- Your instructions -
What lines of the data include the string "following"? Copy them all.
* * * * * * *
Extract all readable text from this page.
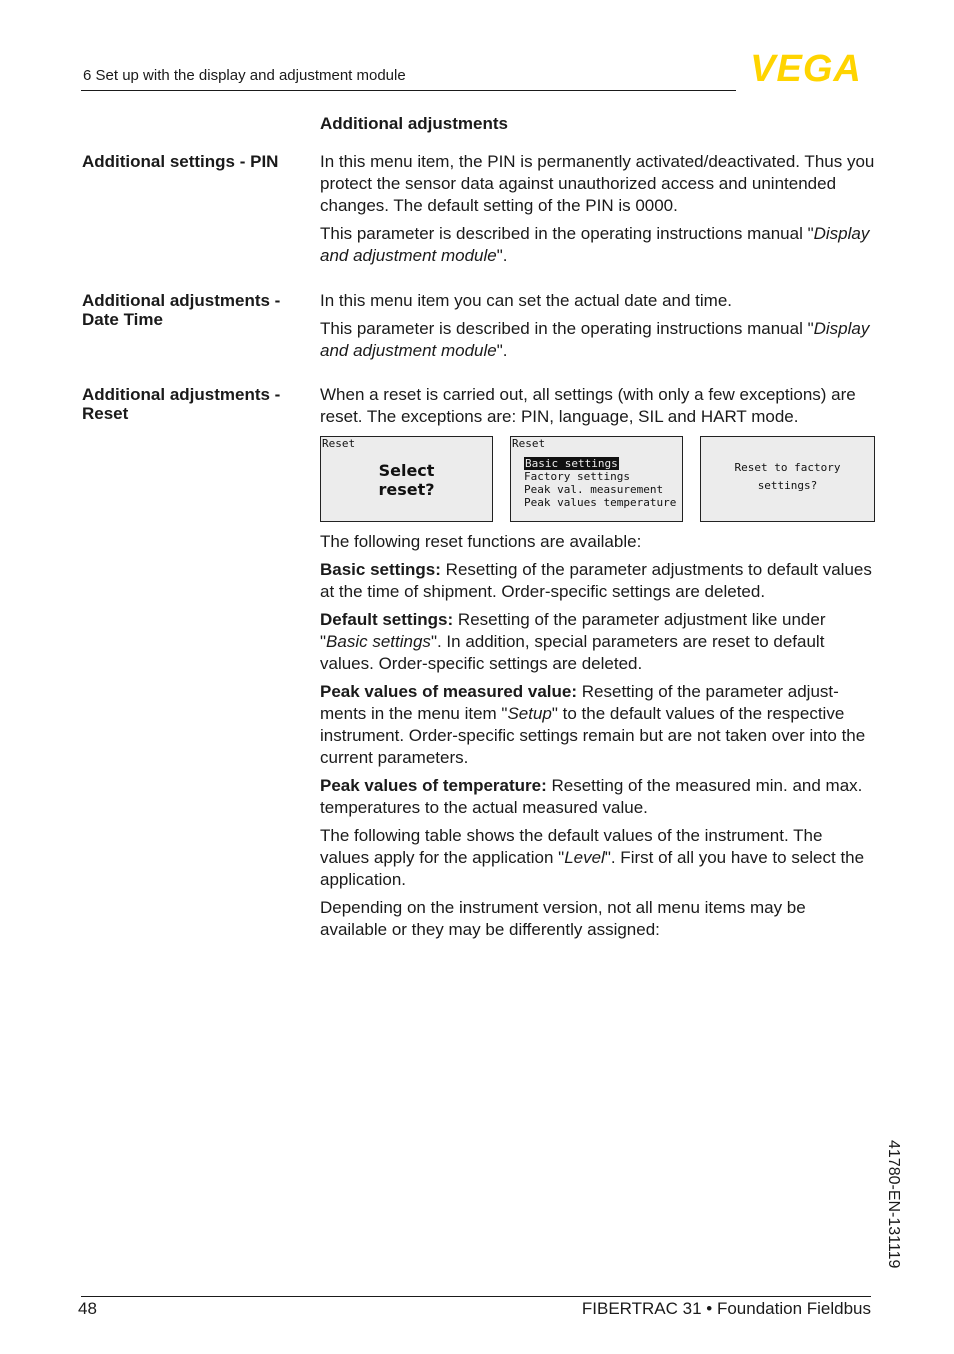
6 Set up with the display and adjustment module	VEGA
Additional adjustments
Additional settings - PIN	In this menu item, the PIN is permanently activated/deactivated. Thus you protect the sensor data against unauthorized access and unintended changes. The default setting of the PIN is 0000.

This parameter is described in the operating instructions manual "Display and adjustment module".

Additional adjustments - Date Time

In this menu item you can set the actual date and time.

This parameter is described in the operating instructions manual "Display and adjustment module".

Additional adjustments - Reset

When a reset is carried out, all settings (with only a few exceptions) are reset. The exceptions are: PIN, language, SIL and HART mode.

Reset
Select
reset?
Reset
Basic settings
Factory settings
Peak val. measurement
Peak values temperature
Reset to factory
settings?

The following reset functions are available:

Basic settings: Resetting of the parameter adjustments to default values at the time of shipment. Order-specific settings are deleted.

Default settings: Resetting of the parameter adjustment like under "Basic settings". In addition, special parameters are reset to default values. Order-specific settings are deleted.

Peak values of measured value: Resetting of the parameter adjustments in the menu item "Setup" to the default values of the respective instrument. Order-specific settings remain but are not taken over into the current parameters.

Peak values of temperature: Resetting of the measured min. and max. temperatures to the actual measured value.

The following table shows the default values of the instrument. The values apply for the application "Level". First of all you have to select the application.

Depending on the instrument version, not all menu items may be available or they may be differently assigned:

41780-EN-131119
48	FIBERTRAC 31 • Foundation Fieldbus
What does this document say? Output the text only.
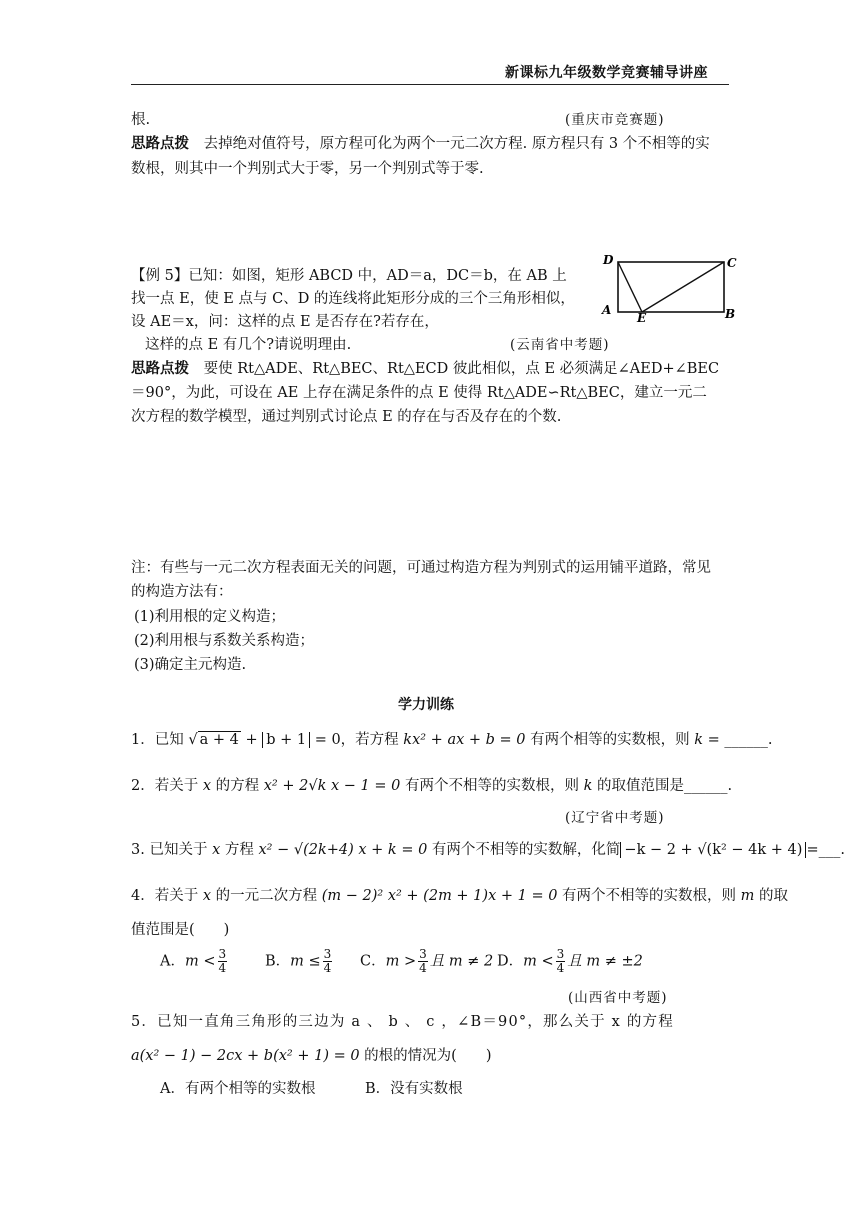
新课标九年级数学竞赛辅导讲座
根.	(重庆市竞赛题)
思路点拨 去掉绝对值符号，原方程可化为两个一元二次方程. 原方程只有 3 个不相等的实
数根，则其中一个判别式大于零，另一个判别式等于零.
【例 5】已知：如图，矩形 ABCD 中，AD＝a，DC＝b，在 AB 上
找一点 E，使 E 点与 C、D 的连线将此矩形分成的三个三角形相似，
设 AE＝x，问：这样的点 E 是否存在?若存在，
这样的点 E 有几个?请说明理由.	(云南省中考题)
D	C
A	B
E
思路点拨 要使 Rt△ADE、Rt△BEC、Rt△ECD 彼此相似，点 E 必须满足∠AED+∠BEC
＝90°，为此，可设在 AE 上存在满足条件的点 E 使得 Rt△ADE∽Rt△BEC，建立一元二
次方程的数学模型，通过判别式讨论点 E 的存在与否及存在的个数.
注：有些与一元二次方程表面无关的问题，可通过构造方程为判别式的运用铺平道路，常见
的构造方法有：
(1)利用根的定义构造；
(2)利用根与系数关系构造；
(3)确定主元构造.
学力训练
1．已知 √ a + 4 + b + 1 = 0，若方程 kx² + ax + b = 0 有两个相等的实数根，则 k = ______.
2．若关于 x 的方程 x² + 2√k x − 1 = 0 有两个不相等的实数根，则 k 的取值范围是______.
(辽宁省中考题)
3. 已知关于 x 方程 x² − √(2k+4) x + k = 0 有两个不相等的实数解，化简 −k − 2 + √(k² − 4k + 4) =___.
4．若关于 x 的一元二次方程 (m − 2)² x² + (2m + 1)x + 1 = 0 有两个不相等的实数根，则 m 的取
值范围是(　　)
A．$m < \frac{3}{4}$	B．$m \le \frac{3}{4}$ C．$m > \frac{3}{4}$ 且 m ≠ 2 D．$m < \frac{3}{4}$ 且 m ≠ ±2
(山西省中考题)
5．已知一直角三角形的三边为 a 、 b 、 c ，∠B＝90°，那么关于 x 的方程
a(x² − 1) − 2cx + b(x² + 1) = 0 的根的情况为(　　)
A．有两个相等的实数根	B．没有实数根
* * * * * * *
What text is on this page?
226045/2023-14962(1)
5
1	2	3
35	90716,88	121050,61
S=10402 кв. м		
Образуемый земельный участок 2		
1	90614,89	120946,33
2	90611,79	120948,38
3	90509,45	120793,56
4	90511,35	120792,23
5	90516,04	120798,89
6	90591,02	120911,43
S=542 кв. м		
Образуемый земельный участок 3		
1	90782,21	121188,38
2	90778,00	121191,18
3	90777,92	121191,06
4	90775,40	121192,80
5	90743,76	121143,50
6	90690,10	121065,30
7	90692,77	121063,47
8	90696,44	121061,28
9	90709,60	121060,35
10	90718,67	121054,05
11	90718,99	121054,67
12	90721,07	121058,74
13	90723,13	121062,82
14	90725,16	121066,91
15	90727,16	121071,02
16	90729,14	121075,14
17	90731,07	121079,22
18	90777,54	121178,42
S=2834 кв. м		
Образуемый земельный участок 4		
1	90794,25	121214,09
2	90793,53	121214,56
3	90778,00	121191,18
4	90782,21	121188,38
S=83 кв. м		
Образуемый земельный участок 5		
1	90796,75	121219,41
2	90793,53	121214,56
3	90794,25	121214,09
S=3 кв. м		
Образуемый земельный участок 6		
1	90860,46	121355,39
* * * * * * *
- Result of this exercise -
The following reset functions are available:
The following table shows the default values of the instrument. The values apply for the application "Level". First of all you have to select the application.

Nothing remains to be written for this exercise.